§ **What you are asked to do**
Set down the material below word for word, excluding the pictures.

— BEGIN Material —

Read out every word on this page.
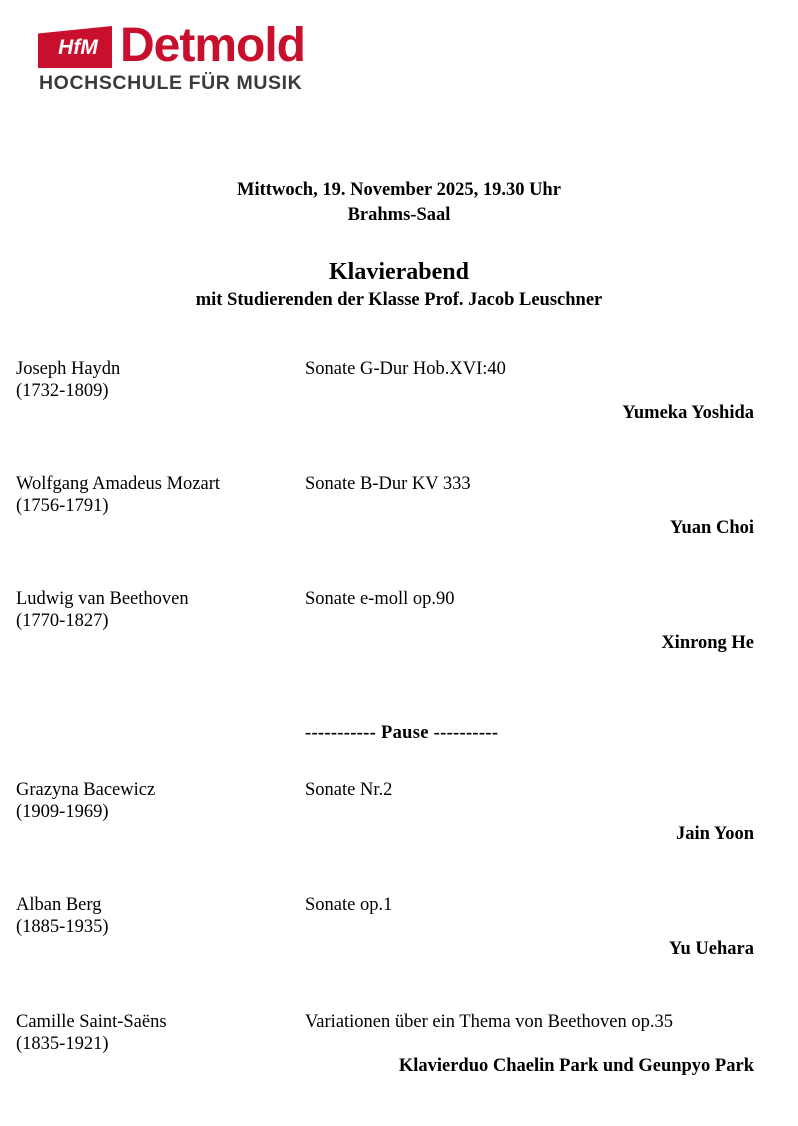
HfM Detmold
HOCHSCHULE FÜR MUSIK
Mittwoch, 19. November 2025, 19.30 Uhr
Brahms-Saal
Klavierabend
mit Studierenden der Klasse Prof. Jacob Leuschner
Joseph Haydn
(1732-1809)
Sonate G-Dur Hob.XVI:40
Yumeka Yoshida
Wolfgang Amadeus Mozart
(1756-1791)
Sonate B-Dur KV 333
Yuan Choi
Ludwig van Beethoven
(1770-1827)
Sonate e-moll op.90
Xinrong He
----------- Pause ----------
Grazyna Bacewicz
(1909-1969)
Sonate Nr.2
Jain Yoon
Alban Berg
(1885-1935)
Sonate op.1
Yu Uehara
Camille Saint-Saëns
(1835-1921)
Variationen über ein Thema von Beethoven op.35
Klavierduo Chaelin Park und Geunpyo Park
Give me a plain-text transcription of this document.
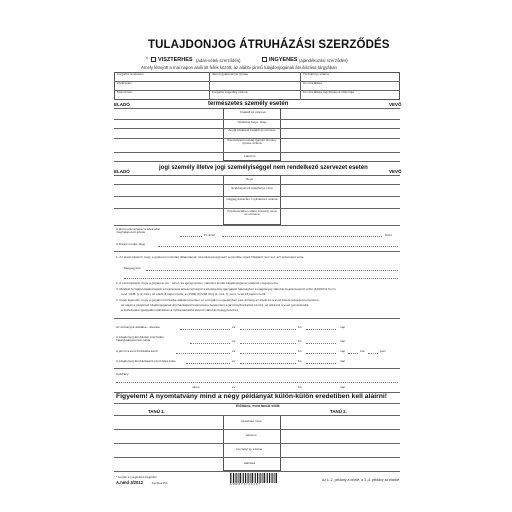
TULAJDONJOG ÁTRUHÁZÁSI SZERZŐDÉS
* VISZTERHES (adás-vételi szerződés)	INGYENES (ajándékozási szerződés)
Amely létrejött a mai napon alulírott felek között, az alábbi jármű tulajdonjogának átruházása tárgyában
Forgalmi rendszám	Jármű gyártmánya, típusa	Törzskönyv száma
Alvázszám	Km óra állása
Motorszám	Forgalmi engedély száma	Km óra állása rögzítésének időpontja
ELADÓ	VEVŐ
természetes személy esetén
Családi és utóneve
Születési helye, ideje
Anyja születési családi és utóneve
Személyazonosság igazoló okmány típusa, száma
Lakcíme
ELADÓ	VEVŐ
jogi személy illetve jogi személyiséggel nem rendelkező szervezet esetén
Neve
Székhelyének telephelye címe
Cégjegyzékszám / nyilvántart. száma
Képviseletében eljáró személy neve és utóneve
A jármű ellenértéke/ a felek által meghatározott értéke
Ft, azaz	forint
A fizetés módja, ideje
1. Az eladó kijelenti, hogy a gépkocsi műszaki (állapotának, üzemképességének) semmiféle rejtett hibájáról nem tud, azt tudomásul vette.
Megjegyzés
2. A vevő kijelenti, hogy a gépkocsi per-, teher- és igénymentes, valamint annak tulajdonjogát az eladótól megszerezte.
3. Mindkét fél tájékoztatást kapott a bejelentési kötelezettségről a közlekedési igazgatási hatósághoz a tulajdonjog változás bejelentéséről szóló (326/2011 Korm.
rend. 31/B. § (1) bek.) az eladó 8 napon belül, a (1999) KÖVIM 33.§ (1. bek. f), pont, vevő 15 napon belül.
4. Felek kijelentik, hogy a gépjármű birtokba adását követően és a forgalmi engedélyben való átírásig az eladó és a vevő kötelezettségeit ismertetve,
az eladó a gépjármű tulajdonjogának átruházásával kapcsolatos bejelentést a járműnyilvántartás szerint, az átírásról a vevő gondoskodik.
a közlekedési igazgatási eljárásban a nyilvántartásba történő változás bejegyzéséhez.
Az okmányok átadása - átvétele	év	hó	nap
A tulajdonjog átruházási szerződés hatálybalépésének napja	év	hó	nap
A jármű a vevő birtokába kerül	év	hó	nap	óra	perc
A tulajdonjog átruházásáról szerződés kelte	év	hó	nap
Kelt/Hely:
város	év	hó	nap
Figyelem! A nyomtatvány mind a négy példányát külön-külön eredetiben kell aláírni!
Előttünk, mint tanúk előtt:
TANÚ 1.	TANÚ 2.
olvasható neve
lakcíme
személyi ig. száma
aláírása
* Kérjük a megfelelőt bejelölni
A.nmd 3/2012 - Kerskor Kft.	5 999 8 7 4 7 4 0 1 8 7
Az 1.-2. példány a vevőé, a 3.-4. példány az eladóé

— END Material —

§ **Right answer**
Read out every word on this page.
HfM Detmold
HOCHSCHULE FÜR MUSIK
Mittwoch, 19. November 2025, 19.30 Uhr
Brahms-Saal
Klavierabend
mit Studierenden der Klasse Prof. Jacob Leuschner
Joseph Haydn
(1732-1809)
Sonate G-Dur Hob.XVI:40
Yumeka Yoshida
Wolfgang Amadeus Mozart
(1756-1791)
Sonate B-Dur KV 333
Yuan Choi
Ludwig van Beethoven
(1770-1827)
Sonate e-moll op.90
Xinrong He
----------- Pause ----------
Grazyna Bacewicz
(1909-1969)
Sonate Nr.2
Jain Yoon
Alban Berg
(1885-1935)
Sonate op.1
Yu Uehara
Camille Saint-Saëns
(1835-1921)
Variationen über ein Thema von Beethoven op.35
Klavierduo Chaelin Park und Geunpyo Park
Give me a plain-text transcription of this document.
TULAJDONJOG ÁTRUHÁZÁSI SZERZŐDÉS
* VISZTERHES (adás-vételi szerződés)	INGYENES (ajándékozási szerződés)
Amely létrejött a mai napon alulírott felek között, az alábbi jármű tulajdonjogának átruházása tárgyában
Forgalmi rendszám	Jármű gyártmánya, típusa	Törzskönyv száma
Alvázszám	Km óra állása
Motorszám	Forgalmi engedély száma	Km óra állása rögzítésének időpontja
ELADÓ	VEVŐ
természetes személy esetén
Családi és utóneve
Születési helye, ideje
Anyja születési családi és utóneve
Személyazonosság igazoló okmány típusa, száma
Lakcíme
ELADÓ	VEVŐ
jogi személy illetve jogi személyiséggel nem rendelkező szervezet esetén
Neve
Székhelyének telephelye címe
Cégjegyzékszám / nyilvántart. száma
Képviseletében eljáró személy neve és utóneve
A jármű ellenértéke/ a felek által meghatározott értéke
Ft, azaz	forint
A fizetés módja, ideje
1. Az eladó kijelenti, hogy a gépkocsi műszaki (állapotának, üzemképességének) semmiféle rejtett hibájáról nem tud, azt tudomásul vette.
Megjegyzés
2. A vevő kijelenti, hogy a gépkocsi per-, teher- és igénymentes, valamint annak tulajdonjogát az eladótól megszerezte.
3. Mindkét fél tájékoztatást kapott a bejelentési kötelezettségről a közlekedési igazgatási hatósághoz a tulajdonjog változás bejelentéséről szóló (326/2011 Korm.
rend. 31/B. § (1) bek.) az eladó 8 napon belül, a (1999) KÖVIM 33.§ (1. bek. f), pont, vevő 15 napon belül.
4. Felek kijelentik, hogy a gépjármű birtokba adását követően és a forgalmi engedélyben való átírásig az eladó és a vevő kötelezettségeit ismertetve,
az eladó a gépjármű tulajdonjogának átruházásával kapcsolatos bejelentést a járműnyilvántartás szerint, az átírásról a vevő gondoskodik.
a közlekedési igazgatási eljárásban a nyilvántartásba történő változás bejegyzéséhez.
Az okmányok átadása - átvétele	év	hó	nap
A tulajdonjog átruházási szerződés hatálybalépésének napja	év	hó	nap
A jármű a vevő birtokába kerül	év	hó	nap	óra	perc
A tulajdonjog átruházásáról szerződés kelte	év	hó	nap
Kelt/Hely:
város	év	hó	nap
Figyelem! A nyomtatvány mind a négy példányát külön-külön eredetiben kell aláírni!
Előttünk, mint tanúk előtt:
TANÚ 1.	TANÚ 2.
olvasható neve
lakcíme
személyi ig. száma
aláírása
* Kérjük a megfelelőt bejelölni
A.nmd 3/2012 - Kerskor Kft.	5 999 8 7 4 7 4 0 1 8 7
Az 1.-2. példány a vevőé, a 3.-4. példány az eladóé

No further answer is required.